──────── The data

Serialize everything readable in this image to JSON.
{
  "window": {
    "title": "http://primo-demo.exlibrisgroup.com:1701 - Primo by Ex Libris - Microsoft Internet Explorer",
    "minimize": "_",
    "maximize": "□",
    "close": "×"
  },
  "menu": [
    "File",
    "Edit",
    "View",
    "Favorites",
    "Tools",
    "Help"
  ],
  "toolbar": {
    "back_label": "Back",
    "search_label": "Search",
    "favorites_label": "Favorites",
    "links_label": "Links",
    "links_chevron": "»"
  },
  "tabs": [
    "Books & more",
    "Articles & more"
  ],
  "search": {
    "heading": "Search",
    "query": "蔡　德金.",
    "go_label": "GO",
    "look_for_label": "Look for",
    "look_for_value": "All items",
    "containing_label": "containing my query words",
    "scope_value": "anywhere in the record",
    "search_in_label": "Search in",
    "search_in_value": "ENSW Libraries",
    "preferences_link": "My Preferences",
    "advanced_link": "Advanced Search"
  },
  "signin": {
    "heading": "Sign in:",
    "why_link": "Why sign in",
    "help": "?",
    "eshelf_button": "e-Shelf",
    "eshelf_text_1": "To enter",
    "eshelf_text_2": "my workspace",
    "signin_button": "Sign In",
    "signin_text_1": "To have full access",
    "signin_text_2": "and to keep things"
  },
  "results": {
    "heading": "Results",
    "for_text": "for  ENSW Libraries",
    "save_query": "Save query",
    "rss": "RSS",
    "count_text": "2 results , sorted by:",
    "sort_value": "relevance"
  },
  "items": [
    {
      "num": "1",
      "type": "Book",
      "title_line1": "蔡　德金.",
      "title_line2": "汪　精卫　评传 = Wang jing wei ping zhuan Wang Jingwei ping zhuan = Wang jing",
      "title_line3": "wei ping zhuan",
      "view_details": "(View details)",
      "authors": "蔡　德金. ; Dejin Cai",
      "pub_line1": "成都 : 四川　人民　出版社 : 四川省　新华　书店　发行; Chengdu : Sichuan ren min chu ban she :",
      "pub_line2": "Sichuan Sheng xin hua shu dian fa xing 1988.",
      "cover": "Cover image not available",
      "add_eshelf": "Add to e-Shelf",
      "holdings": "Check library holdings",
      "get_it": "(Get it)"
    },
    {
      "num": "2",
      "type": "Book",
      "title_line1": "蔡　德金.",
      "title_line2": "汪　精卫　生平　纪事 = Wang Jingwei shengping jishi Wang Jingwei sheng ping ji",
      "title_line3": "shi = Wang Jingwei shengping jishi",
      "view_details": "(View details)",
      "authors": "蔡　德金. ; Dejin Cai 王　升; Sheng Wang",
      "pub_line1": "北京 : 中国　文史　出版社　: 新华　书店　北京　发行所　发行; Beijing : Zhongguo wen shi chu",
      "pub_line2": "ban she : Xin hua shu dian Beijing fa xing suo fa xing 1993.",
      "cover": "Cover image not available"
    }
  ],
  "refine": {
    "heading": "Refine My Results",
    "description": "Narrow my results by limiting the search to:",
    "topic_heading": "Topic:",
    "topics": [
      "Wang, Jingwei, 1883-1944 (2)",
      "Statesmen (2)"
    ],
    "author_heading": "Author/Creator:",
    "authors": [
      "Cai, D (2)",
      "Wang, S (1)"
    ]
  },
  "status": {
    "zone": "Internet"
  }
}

────────────────

* [Your objective] List the lines of the material in which the word "ENSW" occurs.

* [Written reply]
    "search_in_value": "ENSW Libraries",
    "for_text": "for  ENSW Libraries",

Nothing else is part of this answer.